### INPUT ROWS
•••••

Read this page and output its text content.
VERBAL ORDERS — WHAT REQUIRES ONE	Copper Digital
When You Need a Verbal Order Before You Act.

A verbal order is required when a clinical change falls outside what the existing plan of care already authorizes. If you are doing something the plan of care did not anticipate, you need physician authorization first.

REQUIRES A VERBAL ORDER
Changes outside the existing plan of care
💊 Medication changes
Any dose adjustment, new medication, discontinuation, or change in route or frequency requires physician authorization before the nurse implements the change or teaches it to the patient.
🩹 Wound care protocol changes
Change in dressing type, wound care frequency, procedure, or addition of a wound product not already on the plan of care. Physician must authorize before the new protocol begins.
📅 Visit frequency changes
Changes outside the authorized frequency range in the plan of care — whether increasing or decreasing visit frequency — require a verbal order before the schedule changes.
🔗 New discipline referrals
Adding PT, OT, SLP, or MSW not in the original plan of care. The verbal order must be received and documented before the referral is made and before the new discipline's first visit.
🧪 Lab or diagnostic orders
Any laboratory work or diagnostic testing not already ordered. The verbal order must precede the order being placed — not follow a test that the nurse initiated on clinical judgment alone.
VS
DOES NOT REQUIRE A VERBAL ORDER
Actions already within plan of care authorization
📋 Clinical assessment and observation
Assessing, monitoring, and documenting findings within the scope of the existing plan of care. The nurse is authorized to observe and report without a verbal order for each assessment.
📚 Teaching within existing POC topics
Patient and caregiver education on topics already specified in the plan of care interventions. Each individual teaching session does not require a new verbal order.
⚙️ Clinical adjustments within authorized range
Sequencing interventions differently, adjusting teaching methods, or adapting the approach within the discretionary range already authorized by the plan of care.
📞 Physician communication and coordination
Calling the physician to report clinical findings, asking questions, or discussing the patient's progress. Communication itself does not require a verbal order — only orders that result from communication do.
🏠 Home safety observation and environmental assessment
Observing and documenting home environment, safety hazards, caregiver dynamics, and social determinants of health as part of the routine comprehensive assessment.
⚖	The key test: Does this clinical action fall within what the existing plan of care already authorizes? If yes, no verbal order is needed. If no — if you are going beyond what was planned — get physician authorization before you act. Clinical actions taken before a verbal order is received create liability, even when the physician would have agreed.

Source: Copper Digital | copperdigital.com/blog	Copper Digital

•••••

### WHAT NEEDS TO BE DONE
Go through the listing and print each line exactly as it appears.

### RESULT
Read this page and output its text content.
VERBAL ORDERS — WHAT REQUIRES ONE	Copper Digital
When You Need a Verbal Order Before You Act.

A verbal order is required when a clinical change falls outside what the existing plan of care already authorizes. If you are doing something the plan of care did not anticipate, you need physician authorization first.

REQUIRES A VERBAL ORDER
Changes outside the existing plan of care
💊 Medication changes
Any dose adjustment, new medication, discontinuation, or change in route or frequency requires physician authorization before the nurse implements the change or teaches it to the patient.
🩹 Wound care protocol changes
Change in dressing type, wound care frequency, procedure, or addition of a wound product not already on the plan of care. Physician must authorize before the new protocol begins.
📅 Visit frequency changes
Changes outside the authorized frequency range in the plan of care — whether increasing or decreasing visit frequency — require a verbal order before the schedule changes.
🔗 New discipline referrals
Adding PT, OT, SLP, or MSW not in the original plan of care. The verbal order must be received and documented before the referral is made and before the new discipline's first visit.
🧪 Lab or diagnostic orders
Any laboratory work or diagnostic testing not already ordered. The verbal order must precede the order being placed — not follow a test that the nurse initiated on clinical judgment alone.
VS
DOES NOT REQUIRE A VERBAL ORDER
Actions already within plan of care authorization
📋 Clinical assessment and observation
Assessing, monitoring, and documenting findings within the scope of the existing plan of care. The nurse is authorized to observe and report without a verbal order for each assessment.
📚 Teaching within existing POC topics
Patient and caregiver education on topics already specified in the plan of care interventions. Each individual teaching session does not require a new verbal order.
⚙️ Clinical adjustments within authorized range
Sequencing interventions differently, adjusting teaching methods, or adapting the approach within the discretionary range already authorized by the plan of care.
📞 Physician communication and coordination
Calling the physician to report clinical findings, asking questions, or discussing the patient's progress. Communication itself does not require a verbal order — only orders that result from communication do.
🏠 Home safety observation and environmental assessment
Observing and documenting home environment, safety hazards, caregiver dynamics, and social determinants of health as part of the routine comprehensive assessment.
⚖	The key test: Does this clinical action fall within what the existing plan of care already authorizes? If yes, no verbal order is needed. If no — if you are going beyond what was planned — get physician authorization before you act. Clinical actions taken before a verbal order is received create liability, even when the physician would have agreed.

Source: Copper Digital | copperdigital.com/blog	Copper Digital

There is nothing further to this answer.